Look through the material and copy each line holding "JSON".

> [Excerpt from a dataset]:
— Begin —

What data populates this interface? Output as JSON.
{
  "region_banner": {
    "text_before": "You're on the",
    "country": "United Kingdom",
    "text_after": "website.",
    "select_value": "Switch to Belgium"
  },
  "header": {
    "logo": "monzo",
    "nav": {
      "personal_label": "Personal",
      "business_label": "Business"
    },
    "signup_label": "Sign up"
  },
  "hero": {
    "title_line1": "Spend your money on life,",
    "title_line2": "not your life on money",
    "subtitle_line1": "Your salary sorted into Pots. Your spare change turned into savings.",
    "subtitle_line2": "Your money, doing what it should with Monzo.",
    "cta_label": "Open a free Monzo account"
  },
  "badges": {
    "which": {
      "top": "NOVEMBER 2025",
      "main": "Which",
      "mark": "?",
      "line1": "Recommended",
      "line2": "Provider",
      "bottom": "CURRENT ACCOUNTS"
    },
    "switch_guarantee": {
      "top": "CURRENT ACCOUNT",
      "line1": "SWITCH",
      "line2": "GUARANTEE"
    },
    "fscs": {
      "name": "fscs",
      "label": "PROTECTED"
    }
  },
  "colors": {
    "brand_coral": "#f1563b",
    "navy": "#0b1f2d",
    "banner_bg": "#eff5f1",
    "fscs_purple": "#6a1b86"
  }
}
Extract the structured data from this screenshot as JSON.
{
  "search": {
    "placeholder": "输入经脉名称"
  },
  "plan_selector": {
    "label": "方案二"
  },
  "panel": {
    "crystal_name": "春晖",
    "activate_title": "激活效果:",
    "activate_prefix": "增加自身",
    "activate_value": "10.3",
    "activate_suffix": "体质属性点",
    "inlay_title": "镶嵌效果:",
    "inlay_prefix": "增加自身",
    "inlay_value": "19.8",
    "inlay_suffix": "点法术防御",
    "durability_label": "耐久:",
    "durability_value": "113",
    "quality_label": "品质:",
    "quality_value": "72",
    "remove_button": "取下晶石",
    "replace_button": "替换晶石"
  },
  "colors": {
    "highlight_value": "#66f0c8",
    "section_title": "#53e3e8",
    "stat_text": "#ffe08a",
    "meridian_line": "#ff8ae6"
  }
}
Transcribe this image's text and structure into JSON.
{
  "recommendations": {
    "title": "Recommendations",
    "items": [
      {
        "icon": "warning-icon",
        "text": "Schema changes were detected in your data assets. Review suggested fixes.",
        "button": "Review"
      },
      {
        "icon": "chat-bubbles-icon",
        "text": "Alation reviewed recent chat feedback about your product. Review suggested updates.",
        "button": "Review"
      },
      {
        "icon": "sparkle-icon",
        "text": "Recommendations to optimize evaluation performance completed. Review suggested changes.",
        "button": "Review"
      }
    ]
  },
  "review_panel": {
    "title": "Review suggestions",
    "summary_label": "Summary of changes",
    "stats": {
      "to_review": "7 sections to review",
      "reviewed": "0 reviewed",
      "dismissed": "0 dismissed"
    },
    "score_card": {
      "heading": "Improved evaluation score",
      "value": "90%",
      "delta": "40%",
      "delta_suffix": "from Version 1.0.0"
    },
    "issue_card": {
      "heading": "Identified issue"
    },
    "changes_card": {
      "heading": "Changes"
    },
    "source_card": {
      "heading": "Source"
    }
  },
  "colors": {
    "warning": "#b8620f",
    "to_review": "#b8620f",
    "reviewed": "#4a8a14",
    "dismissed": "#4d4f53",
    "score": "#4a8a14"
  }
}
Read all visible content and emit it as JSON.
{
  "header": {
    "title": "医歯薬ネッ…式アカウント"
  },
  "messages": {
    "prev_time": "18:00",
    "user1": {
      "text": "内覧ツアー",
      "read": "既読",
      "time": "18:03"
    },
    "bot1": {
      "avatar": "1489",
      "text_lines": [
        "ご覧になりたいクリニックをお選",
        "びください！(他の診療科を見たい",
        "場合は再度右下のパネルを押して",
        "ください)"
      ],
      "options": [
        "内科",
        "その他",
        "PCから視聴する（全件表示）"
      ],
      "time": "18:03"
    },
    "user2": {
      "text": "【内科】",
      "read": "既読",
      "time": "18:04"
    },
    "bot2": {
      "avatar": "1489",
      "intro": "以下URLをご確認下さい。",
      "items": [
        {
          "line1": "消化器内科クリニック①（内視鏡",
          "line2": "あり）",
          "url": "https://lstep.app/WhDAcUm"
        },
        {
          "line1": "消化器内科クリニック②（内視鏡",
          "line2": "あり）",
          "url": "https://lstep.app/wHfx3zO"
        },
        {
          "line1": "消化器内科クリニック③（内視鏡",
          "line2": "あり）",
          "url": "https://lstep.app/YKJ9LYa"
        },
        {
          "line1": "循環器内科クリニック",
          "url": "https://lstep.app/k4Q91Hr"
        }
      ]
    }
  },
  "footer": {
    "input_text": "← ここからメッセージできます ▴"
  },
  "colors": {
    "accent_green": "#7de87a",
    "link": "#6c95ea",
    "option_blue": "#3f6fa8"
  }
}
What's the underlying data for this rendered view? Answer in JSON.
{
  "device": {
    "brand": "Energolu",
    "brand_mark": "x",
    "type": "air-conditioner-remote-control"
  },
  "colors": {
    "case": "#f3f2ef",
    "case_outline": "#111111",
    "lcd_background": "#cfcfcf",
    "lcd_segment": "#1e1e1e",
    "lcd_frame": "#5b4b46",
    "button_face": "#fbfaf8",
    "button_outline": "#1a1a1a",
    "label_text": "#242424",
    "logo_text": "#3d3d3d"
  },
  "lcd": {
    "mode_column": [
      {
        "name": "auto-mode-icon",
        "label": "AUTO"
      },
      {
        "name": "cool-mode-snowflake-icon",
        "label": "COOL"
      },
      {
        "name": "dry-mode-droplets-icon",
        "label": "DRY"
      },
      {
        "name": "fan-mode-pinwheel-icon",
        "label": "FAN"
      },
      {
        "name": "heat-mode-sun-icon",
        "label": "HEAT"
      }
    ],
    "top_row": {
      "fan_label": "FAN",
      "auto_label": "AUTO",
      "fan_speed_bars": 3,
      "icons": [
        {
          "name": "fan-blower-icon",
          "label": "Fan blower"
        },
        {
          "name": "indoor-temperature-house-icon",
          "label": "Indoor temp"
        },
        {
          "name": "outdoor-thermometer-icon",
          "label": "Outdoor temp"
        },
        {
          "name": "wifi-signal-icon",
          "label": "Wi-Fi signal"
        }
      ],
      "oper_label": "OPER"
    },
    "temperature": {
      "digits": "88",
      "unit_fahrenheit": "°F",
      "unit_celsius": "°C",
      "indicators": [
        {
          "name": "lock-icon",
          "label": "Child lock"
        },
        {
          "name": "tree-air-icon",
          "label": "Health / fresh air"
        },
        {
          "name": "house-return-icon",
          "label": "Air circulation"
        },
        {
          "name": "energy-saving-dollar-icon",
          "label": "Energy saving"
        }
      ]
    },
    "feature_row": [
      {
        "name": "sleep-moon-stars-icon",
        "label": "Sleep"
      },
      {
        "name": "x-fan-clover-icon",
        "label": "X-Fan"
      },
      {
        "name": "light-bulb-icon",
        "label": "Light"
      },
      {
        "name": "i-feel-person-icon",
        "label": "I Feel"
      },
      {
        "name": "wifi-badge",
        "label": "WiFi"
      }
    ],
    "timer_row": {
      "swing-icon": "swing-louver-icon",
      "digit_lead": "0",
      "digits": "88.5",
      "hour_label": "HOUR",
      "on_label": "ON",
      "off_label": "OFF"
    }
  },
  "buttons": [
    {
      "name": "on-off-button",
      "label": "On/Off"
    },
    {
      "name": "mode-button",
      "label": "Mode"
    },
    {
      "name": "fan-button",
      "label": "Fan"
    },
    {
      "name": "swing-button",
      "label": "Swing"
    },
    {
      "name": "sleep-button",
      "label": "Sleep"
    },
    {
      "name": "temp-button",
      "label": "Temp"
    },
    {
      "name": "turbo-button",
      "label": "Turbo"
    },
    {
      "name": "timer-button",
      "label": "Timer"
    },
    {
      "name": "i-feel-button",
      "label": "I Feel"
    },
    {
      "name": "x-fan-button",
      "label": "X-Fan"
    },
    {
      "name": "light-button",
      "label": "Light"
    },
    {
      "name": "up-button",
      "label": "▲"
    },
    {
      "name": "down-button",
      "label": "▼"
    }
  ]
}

— End —

> [OUTPUT OF THE EXERCISE]:
What data populates this interface? Output as JSON.
Extract the structured data from this screenshot as JSON.
Transcribe this image's text and structure into JSON.
Read all visible content and emit it as JSON.
What's the underlying data for this rendered view? Answer in JSON.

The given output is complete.